**Exercise goal:**
Format the lines from the one containing "data-point-mlp: [777, 531, 803, 557]" through the one containing "data-point-mlp: [568, 653, 594, 679]" as a numbered list, omitting any blank lines.
-=-=-
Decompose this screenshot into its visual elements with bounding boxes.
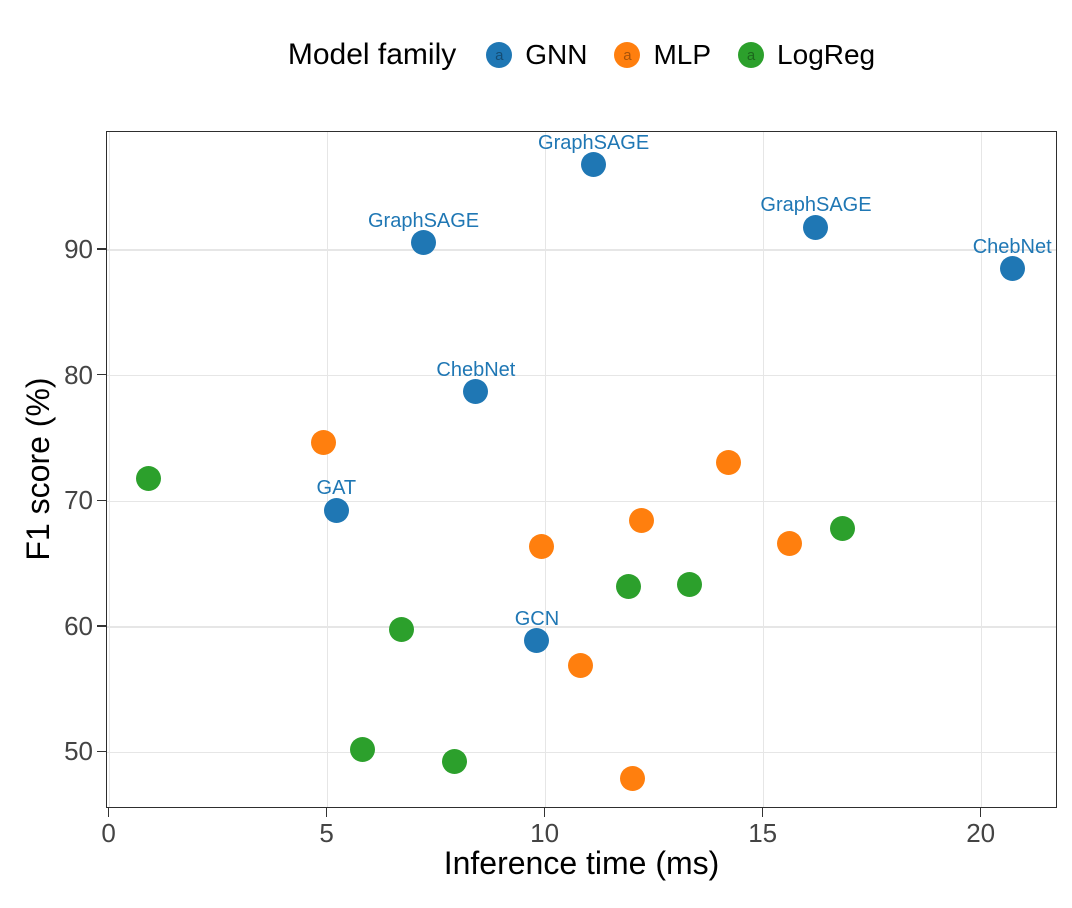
data-point-mlp: [777, 531, 803, 557]
y-gridline: [107, 626, 1056, 628]
x-gridline: [980, 132, 983, 807]
legend: Model family a GNN a MLP a LogReg: [106, 30, 1057, 80]
data-point-gnn: [999, 256, 1025, 282]
data-point-mlp: [310, 429, 336, 455]
data-point-mlp: [568, 653, 594, 679]
legend-item-logreg: a LogReg: [738, 39, 875, 71]
legend-key-circle-icon: a: [614, 42, 641, 68]
y-tick-label: 70: [64, 485, 93, 516]
data-point-mlp: [528, 533, 554, 559]
legend-key-glyph: a: [495, 46, 504, 64]
plot-panel: GAT GraphSAGE ChebNet GCN GraphSAGE GraphSAGE…: [106, 131, 1057, 808]
y-tick-label: 50: [64, 736, 93, 767]
x-gridline: [762, 132, 765, 807]
data-point-gnn: [463, 379, 489, 405]
y-tick-label: 60: [64, 610, 93, 641]
x-gridline: [326, 132, 329, 807]
y-gridline: [107, 500, 1056, 503]
x-tick-label: 15: [748, 818, 778, 848]
data-point-logreg: [677, 571, 703, 597]
data-point-gnn: [411, 230, 437, 256]
legend-item-gnn: a GNN: [486, 39, 587, 71]
x-tick-label: 5: [319, 818, 334, 848]
x-tick-label: 20: [966, 818, 996, 848]
legend-item-label: MLP: [653, 39, 712, 70]
legend-item-label: LogReg: [777, 39, 876, 70]
data-point-logreg: [616, 574, 641, 600]
data-point-logreg: [389, 616, 415, 642]
y-gridline: [107, 751, 1056, 754]
y-axis-title: F1 score (%): [20, 377, 56, 561]
legend-item-mlp: a MLP: [614, 39, 711, 71]
point-label: GraphSAGE: [538, 131, 650, 154]
data-point-logreg: [441, 748, 467, 774]
y-tick-mark: [97, 248, 106, 250]
point-label: GCN: [514, 607, 560, 630]
y-tick-mark: [97, 750, 106, 753]
legend-key-circle-icon: a: [486, 42, 513, 68]
data-point-logreg: [136, 466, 162, 492]
y-gridline: [107, 374, 1056, 377]
point-label: ChebNet: [436, 358, 516, 381]
x-tick-label: 0: [101, 818, 116, 848]
legend-key-circle-icon: a: [738, 42, 765, 68]
point-label: ChebNet: [972, 235, 1052, 258]
point-label: GraphSAGE: [760, 194, 872, 217]
data-point-logreg: [350, 737, 376, 763]
y-tick-mark: [97, 499, 106, 502]
x-tick-mark: [325, 808, 328, 817]
y-tick-label: 80: [64, 359, 93, 390]
x-axis-title: Inference time (ms): [443, 845, 720, 881]
y-tick-mark: [97, 625, 106, 627]
data-point-gnn: [803, 214, 829, 240]
data-point-mlp: [716, 449, 742, 475]
data-point-mlp: [629, 507, 655, 533]
y-gridline: [107, 249, 1056, 251]
legend-items: a GNN a MLP a LogReg: [486, 39, 875, 71]
x-tick-mark: [761, 808, 764, 817]
x-gridline: [108, 132, 111, 807]
legend-key-glyph: a: [623, 46, 632, 64]
point-label: GAT: [316, 477, 357, 500]
x-gridline: [544, 132, 547, 807]
x-tick-mark: [979, 808, 982, 817]
y-tick-label: 90: [64, 234, 93, 265]
y-tick-mark: [97, 373, 106, 376]
legend-item-label: GNN: [525, 39, 588, 70]
legend-key-glyph: a: [746, 46, 756, 64]
data-point-logreg: [829, 516, 855, 542]
x-tick-label: 10: [530, 818, 560, 848]
data-point-gnn: [323, 497, 349, 523]
data-point-gnn: [524, 628, 550, 654]
x-tick-mark: [543, 808, 546, 817]
data-point-mlp: [620, 766, 646, 792]
legend-title: Model family: [287, 38, 457, 71]
x-tick-mark: [107, 808, 110, 817]
point-label: GraphSAGE: [367, 209, 480, 232]
data-point-gnn: [581, 152, 607, 178]
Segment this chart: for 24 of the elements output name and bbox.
-=-=-
**Task output:**
1. data-point-mlp: [777, 531, 803, 557]
2. y-gridline: [107, 626, 1056, 628]
3. x-gridline: [980, 132, 983, 807]
4. legend: Model family a GNN a MLP a LogReg: [106, 30, 1057, 80]
5. data-point-gnn: [999, 256, 1025, 282]
6. data-point-mlp: [310, 429, 336, 455]
7. data-point-mlp: [568, 653, 594, 679]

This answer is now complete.